What is being asked => Find the lines that hold "TASK". Report only how many there are.

[Items from a data source]
>>>>>
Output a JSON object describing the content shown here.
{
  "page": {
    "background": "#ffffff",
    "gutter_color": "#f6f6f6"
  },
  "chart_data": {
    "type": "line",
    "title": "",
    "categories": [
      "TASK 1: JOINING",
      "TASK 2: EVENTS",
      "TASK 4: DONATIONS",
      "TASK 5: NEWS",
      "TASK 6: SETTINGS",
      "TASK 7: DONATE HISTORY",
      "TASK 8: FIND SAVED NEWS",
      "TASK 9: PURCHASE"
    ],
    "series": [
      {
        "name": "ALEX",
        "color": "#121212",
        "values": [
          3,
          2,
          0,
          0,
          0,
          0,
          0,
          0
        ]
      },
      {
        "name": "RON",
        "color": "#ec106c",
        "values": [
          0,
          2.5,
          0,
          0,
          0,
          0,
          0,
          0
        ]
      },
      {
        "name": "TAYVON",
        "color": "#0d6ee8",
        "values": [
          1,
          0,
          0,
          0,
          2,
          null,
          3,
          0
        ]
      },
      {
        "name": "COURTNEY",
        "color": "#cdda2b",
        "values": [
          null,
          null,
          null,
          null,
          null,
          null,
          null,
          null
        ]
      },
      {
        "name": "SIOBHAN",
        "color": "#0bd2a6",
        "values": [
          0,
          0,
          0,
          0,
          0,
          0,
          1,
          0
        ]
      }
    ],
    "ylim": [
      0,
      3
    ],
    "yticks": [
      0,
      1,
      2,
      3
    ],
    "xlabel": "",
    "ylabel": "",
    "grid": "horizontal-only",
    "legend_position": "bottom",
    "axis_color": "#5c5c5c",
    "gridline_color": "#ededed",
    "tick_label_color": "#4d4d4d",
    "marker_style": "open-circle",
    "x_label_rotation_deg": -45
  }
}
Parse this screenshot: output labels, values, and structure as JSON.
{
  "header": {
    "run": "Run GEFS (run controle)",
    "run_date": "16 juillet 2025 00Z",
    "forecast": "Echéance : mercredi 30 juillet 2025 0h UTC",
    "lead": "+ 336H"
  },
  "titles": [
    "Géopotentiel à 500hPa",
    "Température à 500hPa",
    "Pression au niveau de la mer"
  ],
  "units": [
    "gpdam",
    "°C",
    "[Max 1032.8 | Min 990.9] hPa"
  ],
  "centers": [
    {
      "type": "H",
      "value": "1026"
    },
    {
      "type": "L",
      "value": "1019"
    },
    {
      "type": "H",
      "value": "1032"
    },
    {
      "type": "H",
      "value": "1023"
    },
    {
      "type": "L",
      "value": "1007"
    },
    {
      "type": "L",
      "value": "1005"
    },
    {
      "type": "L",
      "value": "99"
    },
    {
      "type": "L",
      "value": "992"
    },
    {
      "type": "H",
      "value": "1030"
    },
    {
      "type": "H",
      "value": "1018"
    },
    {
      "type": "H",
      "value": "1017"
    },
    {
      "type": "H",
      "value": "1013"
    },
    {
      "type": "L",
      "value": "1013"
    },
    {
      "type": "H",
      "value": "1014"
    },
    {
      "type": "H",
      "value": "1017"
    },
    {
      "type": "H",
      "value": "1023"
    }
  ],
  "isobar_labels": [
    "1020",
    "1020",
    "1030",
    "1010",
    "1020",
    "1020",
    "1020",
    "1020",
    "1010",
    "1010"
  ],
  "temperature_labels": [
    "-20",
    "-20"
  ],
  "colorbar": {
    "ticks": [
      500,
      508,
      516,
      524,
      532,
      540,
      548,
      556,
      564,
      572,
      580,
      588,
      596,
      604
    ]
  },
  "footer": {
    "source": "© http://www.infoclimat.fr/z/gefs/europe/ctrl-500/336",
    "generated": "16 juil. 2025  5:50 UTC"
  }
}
<<<<<
Answer to this problem => 8